▶ _WRITTEN EXERCISE_
Could you copy, character for character, the records from their first line through the line containing "marker-upright-label: Upright (602, 580, 700, 609)", including both of those lines and nothing after them?

▶ _MATERIAL TO PROCESS_
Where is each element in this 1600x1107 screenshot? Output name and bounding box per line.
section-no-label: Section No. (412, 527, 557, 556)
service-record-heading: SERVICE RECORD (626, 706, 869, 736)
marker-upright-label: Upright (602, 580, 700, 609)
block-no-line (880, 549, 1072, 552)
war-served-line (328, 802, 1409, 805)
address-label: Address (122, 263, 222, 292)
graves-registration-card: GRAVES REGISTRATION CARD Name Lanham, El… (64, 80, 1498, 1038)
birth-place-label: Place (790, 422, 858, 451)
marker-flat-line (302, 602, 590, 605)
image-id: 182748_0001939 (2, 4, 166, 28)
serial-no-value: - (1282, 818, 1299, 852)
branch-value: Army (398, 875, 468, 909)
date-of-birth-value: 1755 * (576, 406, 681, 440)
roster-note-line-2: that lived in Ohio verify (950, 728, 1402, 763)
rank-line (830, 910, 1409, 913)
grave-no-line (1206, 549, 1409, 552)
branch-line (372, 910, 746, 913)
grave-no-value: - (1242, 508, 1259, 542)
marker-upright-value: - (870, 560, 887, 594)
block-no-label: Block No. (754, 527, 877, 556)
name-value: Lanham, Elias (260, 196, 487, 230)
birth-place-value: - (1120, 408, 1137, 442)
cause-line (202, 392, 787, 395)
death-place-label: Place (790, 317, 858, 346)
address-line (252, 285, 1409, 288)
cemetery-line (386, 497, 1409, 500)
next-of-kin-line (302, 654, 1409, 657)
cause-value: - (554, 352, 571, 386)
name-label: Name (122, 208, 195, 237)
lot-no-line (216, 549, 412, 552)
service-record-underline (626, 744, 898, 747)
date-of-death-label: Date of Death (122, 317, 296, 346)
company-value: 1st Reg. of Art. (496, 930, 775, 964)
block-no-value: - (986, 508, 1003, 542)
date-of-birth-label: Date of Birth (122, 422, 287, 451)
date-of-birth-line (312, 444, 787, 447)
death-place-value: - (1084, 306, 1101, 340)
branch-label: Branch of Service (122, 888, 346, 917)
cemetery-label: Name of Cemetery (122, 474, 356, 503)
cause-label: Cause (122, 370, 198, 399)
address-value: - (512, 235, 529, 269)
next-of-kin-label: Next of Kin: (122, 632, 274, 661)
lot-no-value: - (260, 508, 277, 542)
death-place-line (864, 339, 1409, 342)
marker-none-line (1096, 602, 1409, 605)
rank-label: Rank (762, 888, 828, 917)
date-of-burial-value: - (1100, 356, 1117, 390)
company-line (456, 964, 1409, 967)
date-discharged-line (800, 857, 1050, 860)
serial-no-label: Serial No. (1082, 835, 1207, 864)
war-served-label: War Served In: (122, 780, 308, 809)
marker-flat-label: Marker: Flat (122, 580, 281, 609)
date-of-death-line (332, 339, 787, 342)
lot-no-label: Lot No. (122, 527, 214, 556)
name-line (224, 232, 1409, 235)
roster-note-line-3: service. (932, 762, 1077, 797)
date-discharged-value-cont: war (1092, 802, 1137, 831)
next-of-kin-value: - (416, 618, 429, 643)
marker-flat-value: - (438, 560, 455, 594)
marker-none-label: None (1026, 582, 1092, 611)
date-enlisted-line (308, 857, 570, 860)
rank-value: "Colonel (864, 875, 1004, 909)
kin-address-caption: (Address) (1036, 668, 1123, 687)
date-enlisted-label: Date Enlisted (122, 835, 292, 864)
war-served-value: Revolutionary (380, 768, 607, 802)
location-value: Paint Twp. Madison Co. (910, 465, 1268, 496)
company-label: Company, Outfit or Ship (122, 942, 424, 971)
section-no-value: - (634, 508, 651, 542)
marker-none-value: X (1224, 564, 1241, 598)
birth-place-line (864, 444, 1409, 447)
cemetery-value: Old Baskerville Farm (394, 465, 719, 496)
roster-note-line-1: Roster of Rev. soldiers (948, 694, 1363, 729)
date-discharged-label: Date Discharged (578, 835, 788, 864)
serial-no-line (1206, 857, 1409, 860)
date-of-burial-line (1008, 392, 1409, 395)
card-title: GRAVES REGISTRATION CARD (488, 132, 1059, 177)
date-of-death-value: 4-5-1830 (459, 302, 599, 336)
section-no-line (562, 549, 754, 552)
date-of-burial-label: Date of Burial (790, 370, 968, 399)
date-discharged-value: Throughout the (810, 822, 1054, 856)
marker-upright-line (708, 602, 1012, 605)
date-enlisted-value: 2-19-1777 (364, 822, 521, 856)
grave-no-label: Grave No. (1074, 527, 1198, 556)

▶ _OUTPUT FOR THIS EXERCISE_
Where is each element in this 1600x1107 screenshot? Output name and bounding box per line.
section-no-label: Section No. (412, 527, 557, 556)
service-record-heading: SERVICE RECORD (626, 706, 869, 736)
marker-upright-label: Upright (602, 580, 700, 609)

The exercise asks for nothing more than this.